# start of DATA TO PROCESS

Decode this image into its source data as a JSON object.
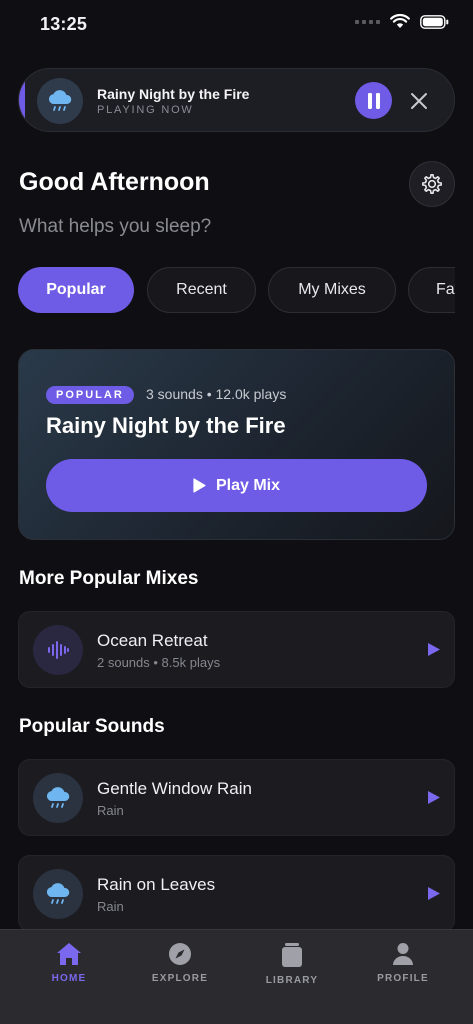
{
  "status": {
    "time": "13:25"
  },
  "now_playing": {
    "title": "Rainy Night by the Fire",
    "subtitle": "PLAYING NOW",
    "art_icon": "rain-cloud-icon"
  },
  "header": {
    "greeting": "Good Afternoon",
    "subtitle": "What helps you sleep?"
  },
  "tabs": [
    {
      "label": "Popular",
      "active": true
    },
    {
      "label": "Recent"
    },
    {
      "label": "My Mixes"
    },
    {
      "label": "Favorites"
    }
  ],
  "featured": {
    "badge": "POPULAR",
    "meta": "3 sounds • 12.0k plays",
    "title": "Rainy Night by the Fire",
    "button_label": "Play Mix"
  },
  "sections": {
    "mixes_title": "More Popular Mixes",
    "sounds_title": "Popular Sounds"
  },
  "mixes": [
    {
      "title": "Ocean Retreat",
      "subtitle": "2 sounds • 8.5k plays",
      "icon": "waveform-icon"
    }
  ],
  "sounds": [
    {
      "title": "Gentle Window Rain",
      "subtitle": "Rain",
      "icon": "rain-cloud-icon"
    },
    {
      "title": "Rain on Leaves",
      "subtitle": "Rain",
      "icon": "rain-cloud-icon"
    }
  ],
  "nav": [
    {
      "label": "HOME",
      "icon": "home-icon",
      "active": true
    },
    {
      "label": "EXPLORE",
      "icon": "compass-icon"
    },
    {
      "label": "LIBRARY",
      "icon": "library-icon"
    },
    {
      "label": "PROFILE",
      "icon": "profile-icon"
    }
  ],
  "colors": {
    "accent": "#6e5ce6",
    "background": "#0f0f13",
    "card": "#1b1b20"
  }
}
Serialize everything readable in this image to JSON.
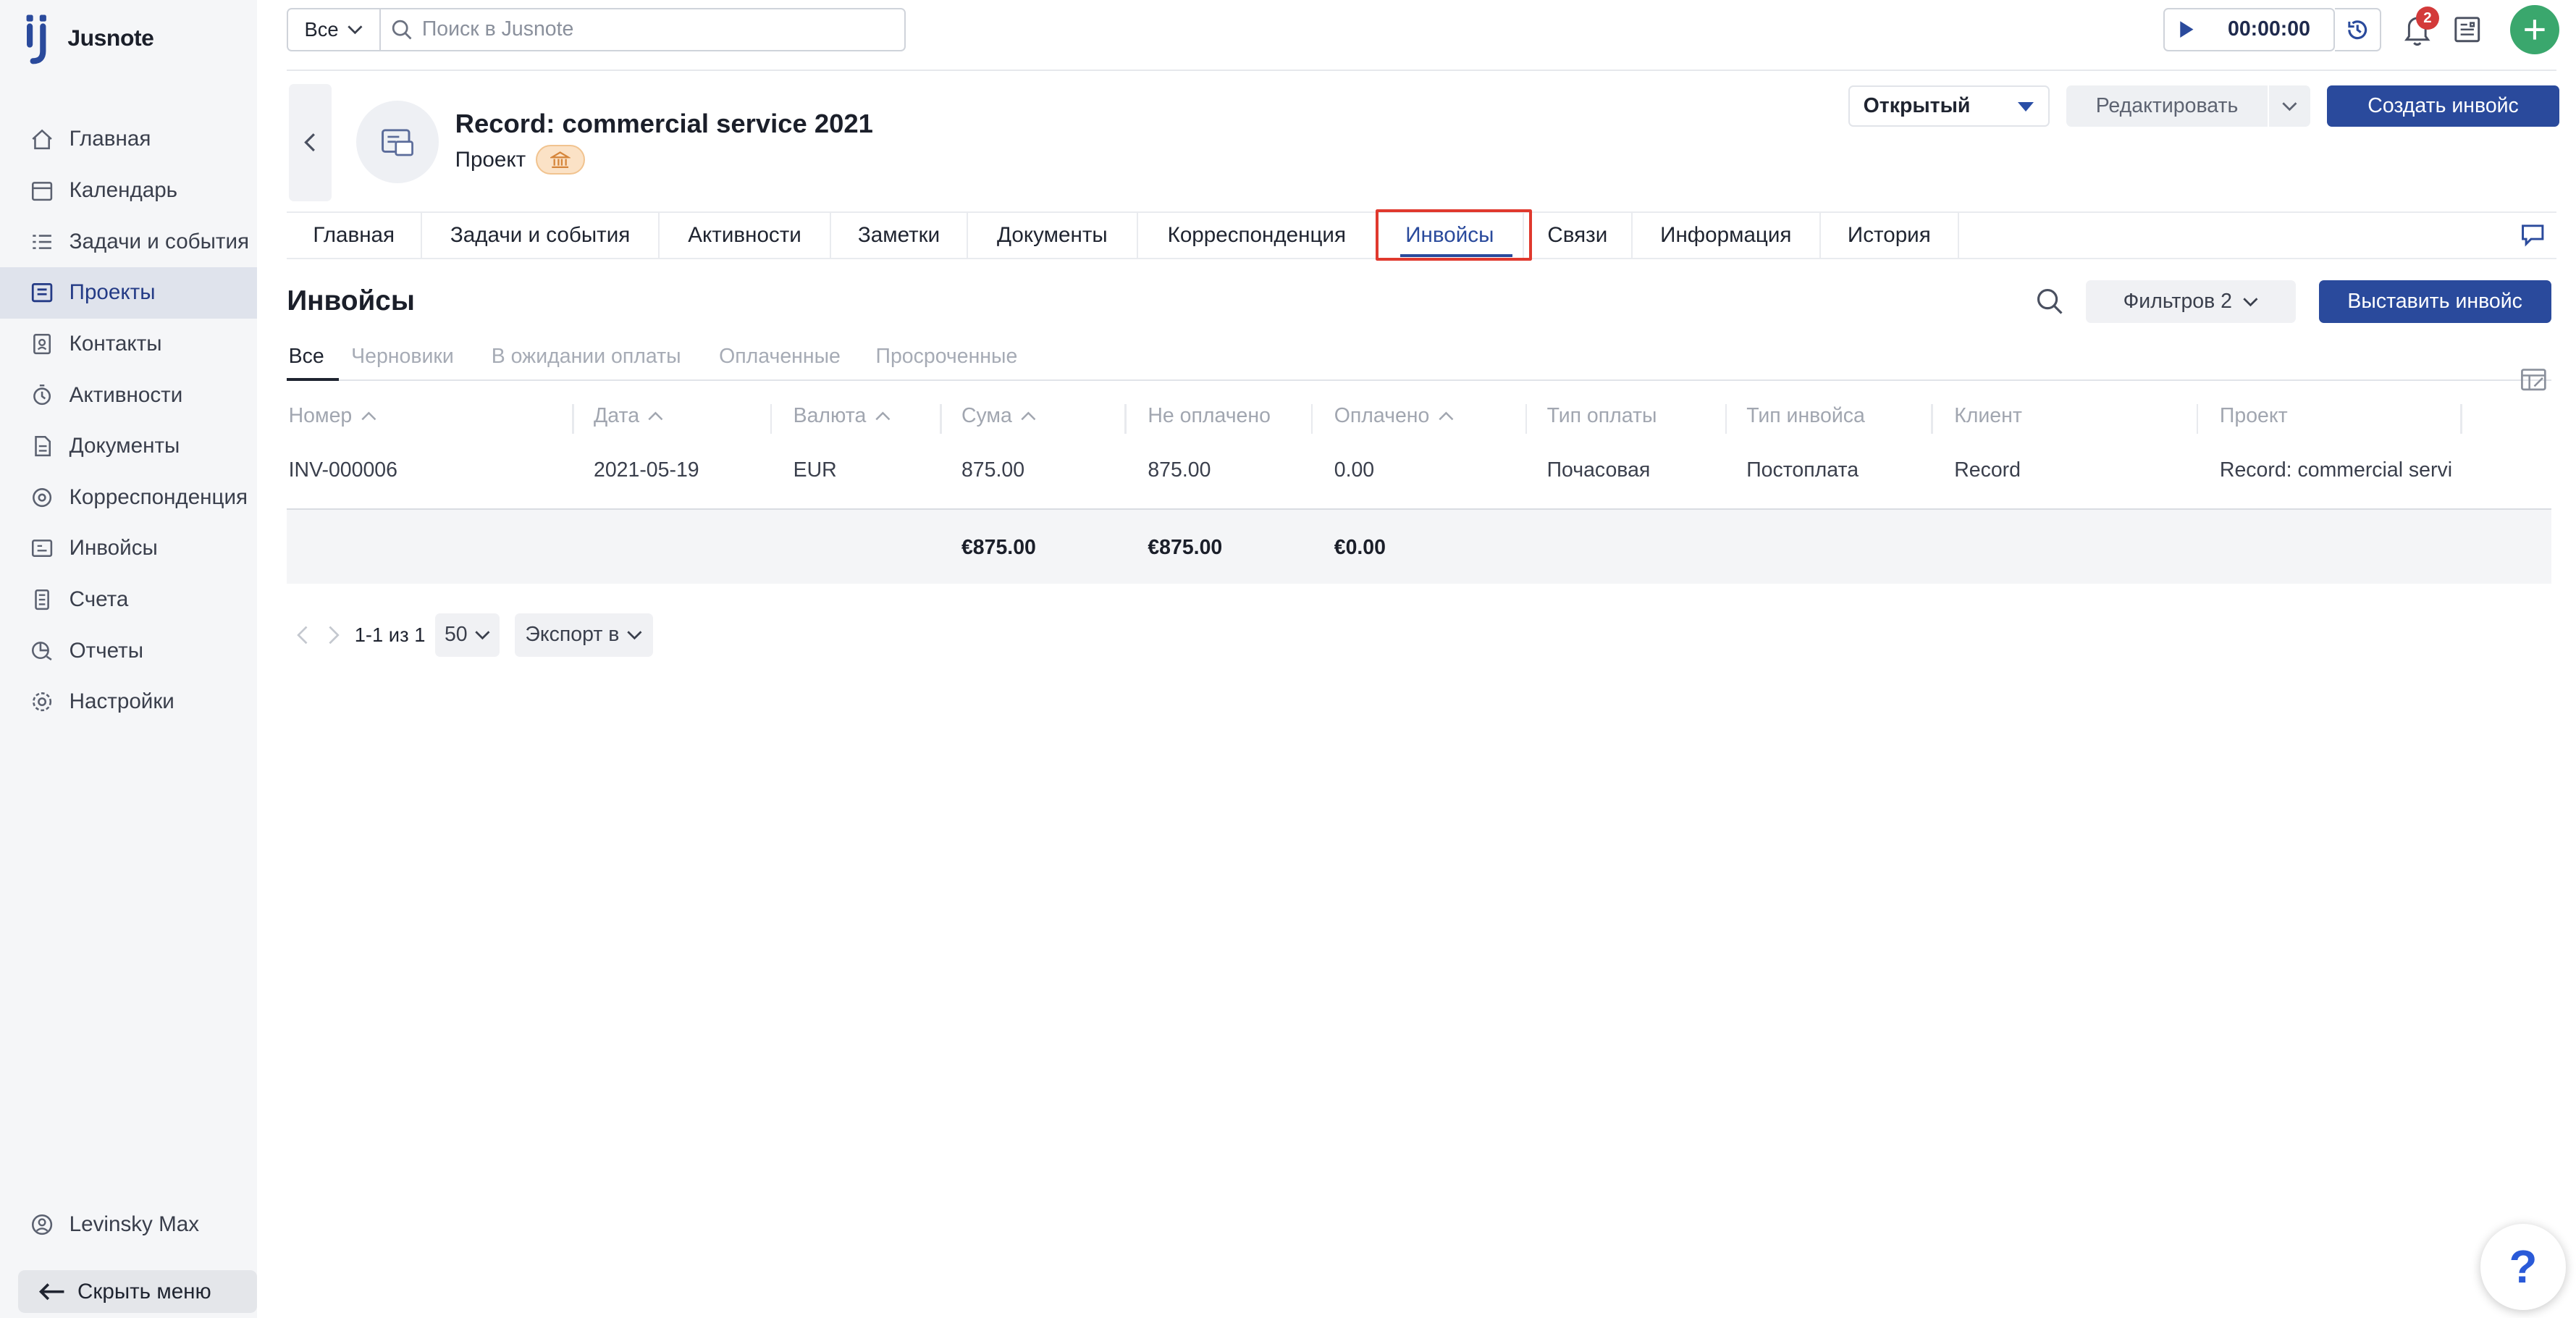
{
  "app": {
    "name": "Jusnote"
  },
  "sidebar": {
    "items": [
      {
        "label": "Главная",
        "icon": "home-icon"
      },
      {
        "label": "Календарь",
        "icon": "calendar-icon"
      },
      {
        "label": "Задачи и события",
        "icon": "tasks-icon"
      },
      {
        "label": "Проекты",
        "icon": "projects-icon"
      },
      {
        "label": "Контакты",
        "icon": "contacts-icon"
      },
      {
        "label": "Активности",
        "icon": "activity-icon"
      },
      {
        "label": "Документы",
        "icon": "documents-icon"
      },
      {
        "label": "Корреспонденция",
        "icon": "correspondence-icon"
      },
      {
        "label": "Инвойсы",
        "icon": "invoices-icon"
      },
      {
        "label": "Счета",
        "icon": "accounts-icon"
      },
      {
        "label": "Отчеты",
        "icon": "reports-icon"
      },
      {
        "label": "Настройки",
        "icon": "settings-icon"
      }
    ],
    "active_index": 3,
    "user": "Levinsky Max",
    "hide_menu": "Скрыть меню"
  },
  "topbar": {
    "scope": "Все",
    "search_placeholder": "Поиск в Jusnote",
    "timer": "00:00:00",
    "notifications_count": "2"
  },
  "project": {
    "title": "Record: commercial service 2021",
    "type": "Проект",
    "status": "Открытый",
    "edit_label": "Редактировать",
    "create_invoice_label": "Создать инвойс"
  },
  "tabs": [
    {
      "label": "Главная"
    },
    {
      "label": "Задачи и события"
    },
    {
      "label": "Активности"
    },
    {
      "label": "Заметки"
    },
    {
      "label": "Документы"
    },
    {
      "label": "Корреспонденция"
    },
    {
      "label": "Инвойсы"
    },
    {
      "label": "Связи"
    },
    {
      "label": "Информация"
    },
    {
      "label": "История"
    }
  ],
  "active_tab_index": 6,
  "invoices": {
    "title": "Инвойсы",
    "filters_label": "Фильтров 2",
    "issue_label": "Выставить инвойс",
    "subtabs": [
      "Все",
      "Черновики",
      "В ожидании оплаты",
      "Оплаченные",
      "Просроченные"
    ],
    "active_subtab_index": 0,
    "columns": [
      "Номер",
      "Дата",
      "Валюта",
      "Сума",
      "Не оплачено",
      "Оплачено",
      "Тип оплаты",
      "Тип инвойса",
      "Клиент",
      "Проект"
    ],
    "rows": [
      [
        "INV-000006",
        "2021-05-19",
        "EUR",
        "875.00",
        "875.00",
        "0.00",
        "Почасовая",
        "Постоплата",
        "Record",
        "Record: commercial servi"
      ]
    ],
    "totals": {
      "sum": "€875.00",
      "unpaid": "€875.00",
      "paid": "€0.00"
    }
  },
  "pagination": {
    "range": "1-1 из 1",
    "page_size": "50",
    "export_label": "Экспорт в"
  },
  "help_label": "?"
}
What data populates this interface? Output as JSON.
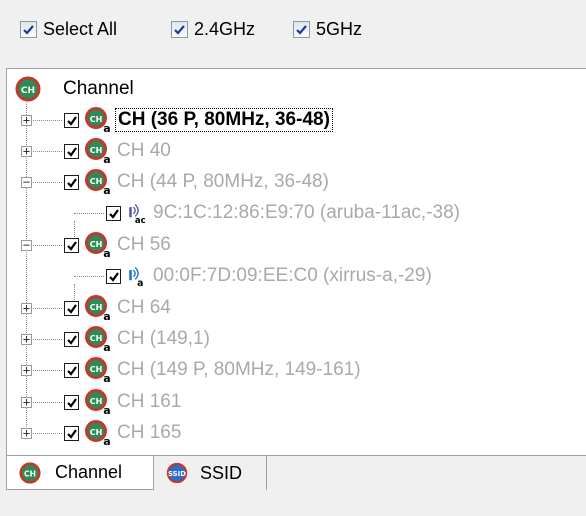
{
  "filters": {
    "select_all": {
      "label": "Select All",
      "checked": true
    },
    "band_24": {
      "label": "2.4GHz",
      "checked": true
    },
    "band_5": {
      "label": "5GHz",
      "checked": true
    }
  },
  "tree": {
    "root_label": "Channel",
    "nodes": [
      {
        "label": "CH (36 P, 80MHz, 36-48)",
        "expanded": false,
        "checked": true,
        "selected": true,
        "active": true
      },
      {
        "label": "CH 40",
        "expanded": false,
        "checked": true
      },
      {
        "label": "CH (44 P, 80MHz, 36-48)",
        "expanded": true,
        "checked": true,
        "children": [
          {
            "label": "9C:1C:12:86:E9:70 (aruba-11ac,-38)",
            "checked": true,
            "icon": "ac-ap-icon"
          }
        ]
      },
      {
        "label": "CH 56",
        "expanded": true,
        "checked": true,
        "children": [
          {
            "label": "00:0F:7D:09:EE:C0 (xirrus-a,-29)",
            "checked": true,
            "icon": "a-ap-icon"
          }
        ]
      },
      {
        "label": "CH 64",
        "expanded": false,
        "checked": true
      },
      {
        "label": "CH (149,1)",
        "expanded": false,
        "checked": true
      },
      {
        "label": "CH (149 P, 80MHz, 149-161)",
        "expanded": false,
        "checked": true
      },
      {
        "label": "CH 161",
        "expanded": false,
        "checked": true
      },
      {
        "label": "CH 165",
        "expanded": false,
        "checked": true
      }
    ]
  },
  "tabs": [
    {
      "label": "Channel",
      "icon": "channel-icon",
      "active": true
    },
    {
      "label": "SSID",
      "icon": "ssid-icon",
      "active": false
    }
  ],
  "colors": {
    "disabled_text": "#a9a9a9",
    "icon_ring": "#c0392b",
    "icon_fill": "#2e8b57"
  }
}
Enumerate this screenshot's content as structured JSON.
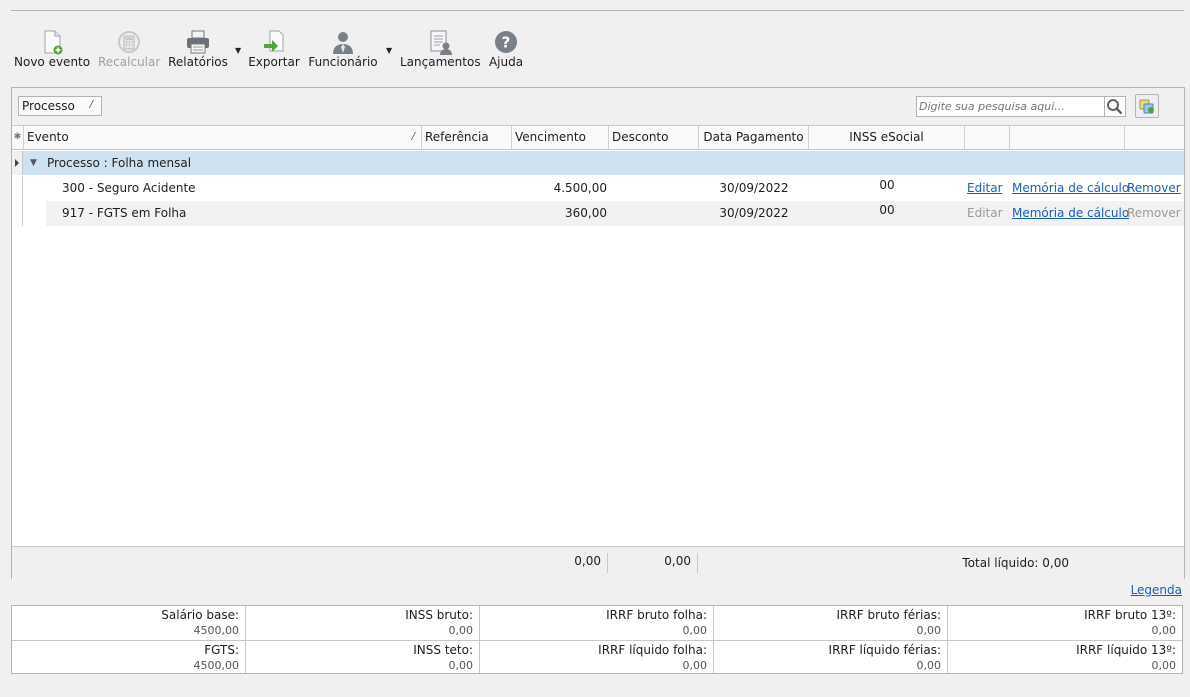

# end of DATA TO PROCESS

Within the entries above, how many lines contain "Корреспонденция"? Respond with the number only.

2